━━━━━ Supplied material ━━━━━

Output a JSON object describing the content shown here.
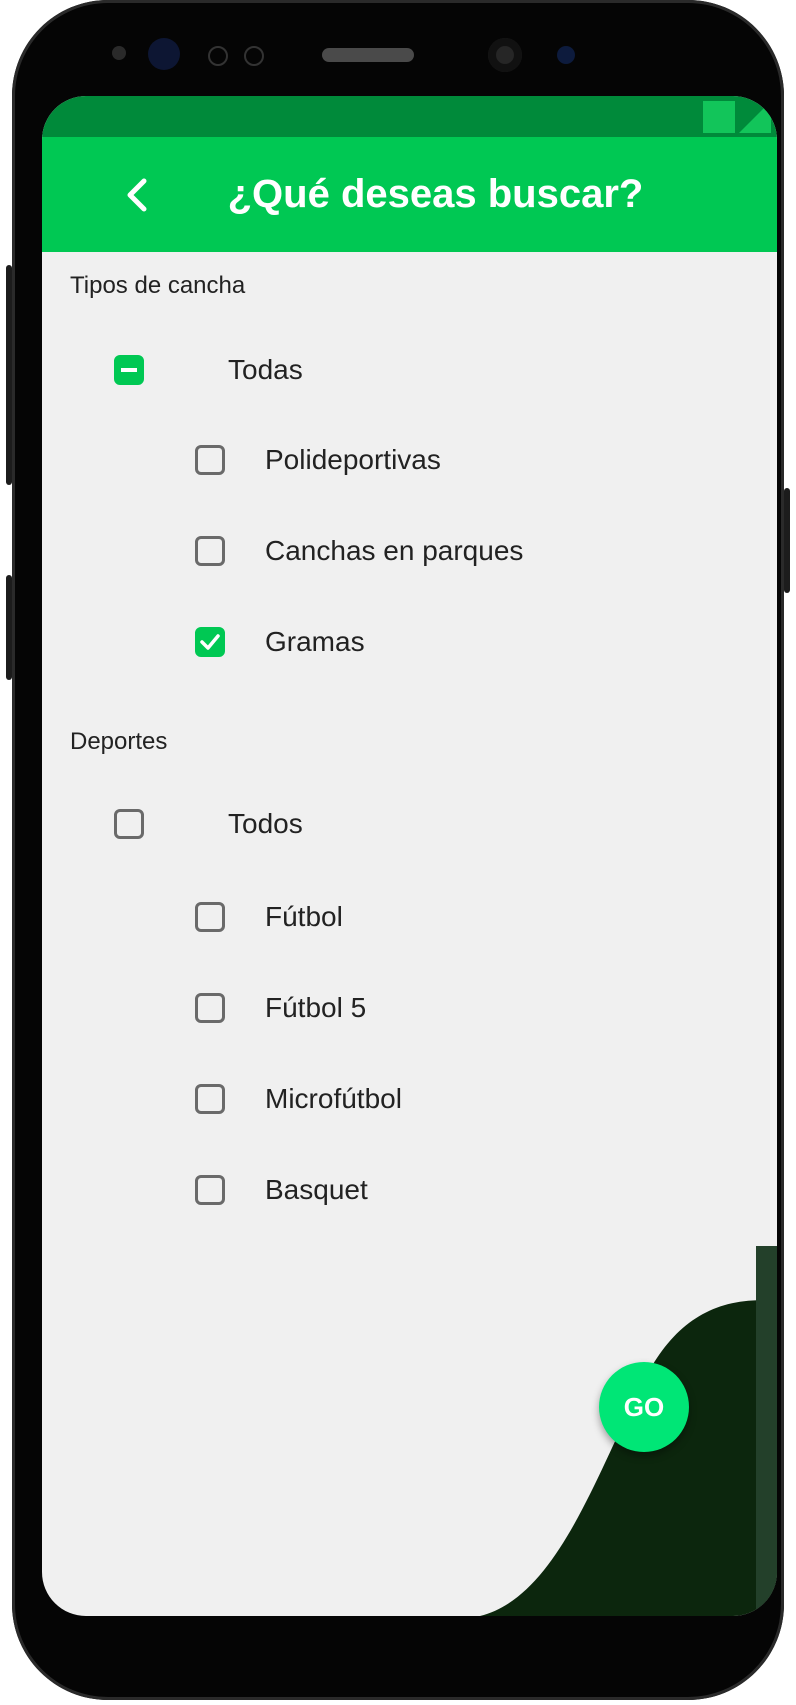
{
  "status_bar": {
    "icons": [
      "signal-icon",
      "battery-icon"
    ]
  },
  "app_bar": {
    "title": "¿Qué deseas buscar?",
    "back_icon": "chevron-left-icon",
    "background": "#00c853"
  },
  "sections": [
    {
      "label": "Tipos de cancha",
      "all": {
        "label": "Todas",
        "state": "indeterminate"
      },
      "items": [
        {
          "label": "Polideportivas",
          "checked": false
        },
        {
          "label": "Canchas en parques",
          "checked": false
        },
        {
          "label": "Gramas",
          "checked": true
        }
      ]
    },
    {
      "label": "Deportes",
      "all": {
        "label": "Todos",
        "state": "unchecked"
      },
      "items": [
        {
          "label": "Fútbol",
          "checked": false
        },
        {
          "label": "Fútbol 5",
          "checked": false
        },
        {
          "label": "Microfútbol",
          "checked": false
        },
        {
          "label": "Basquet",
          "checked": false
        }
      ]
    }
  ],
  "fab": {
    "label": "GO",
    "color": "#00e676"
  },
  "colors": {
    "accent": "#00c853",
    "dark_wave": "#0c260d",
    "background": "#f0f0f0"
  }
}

━━━━━

• **Problem details**:
Leave the pictures out and reproduce each record exactly as written.

• **Written response**:
Output a JSON object describing the content shown here.
{
  "status_bar": {
    "icons": [
      "signal-icon",
      "battery-icon"
    ]
  },
  "app_bar": {
    "title": "¿Qué deseas buscar?",
    "back_icon": "chevron-left-icon",
    "background": "#00c853"
  },
  "sections": [
    {
      "label": "Tipos de cancha",
      "all": {
        "label": "Todas",
        "state": "indeterminate"
      },
      "items": [
        {
          "label": "Polideportivas",
          "checked": false
        },
        {
          "label": "Canchas en parques",
          "checked": false
        },
        {
          "label": "Gramas",
          "checked": true
        }
      ]
    },
    {
      "label": "Deportes",
      "all": {
        "label": "Todos",
        "state": "unchecked"
      },
      "items": [
        {
          "label": "Fútbol",
          "checked": false
        },
        {
          "label": "Fútbol 5",
          "checked": false
        },
        {
          "label": "Microfútbol",
          "checked": false
        },
        {
          "label": "Basquet",
          "checked": false
        }
      ]
    }
  ],
  "fab": {
    "label": "GO",
    "color": "#00e676"
  },
  "colors": {
    "accent": "#00c853",
    "dark_wave": "#0c260d",
    "background": "#f0f0f0"
  }
}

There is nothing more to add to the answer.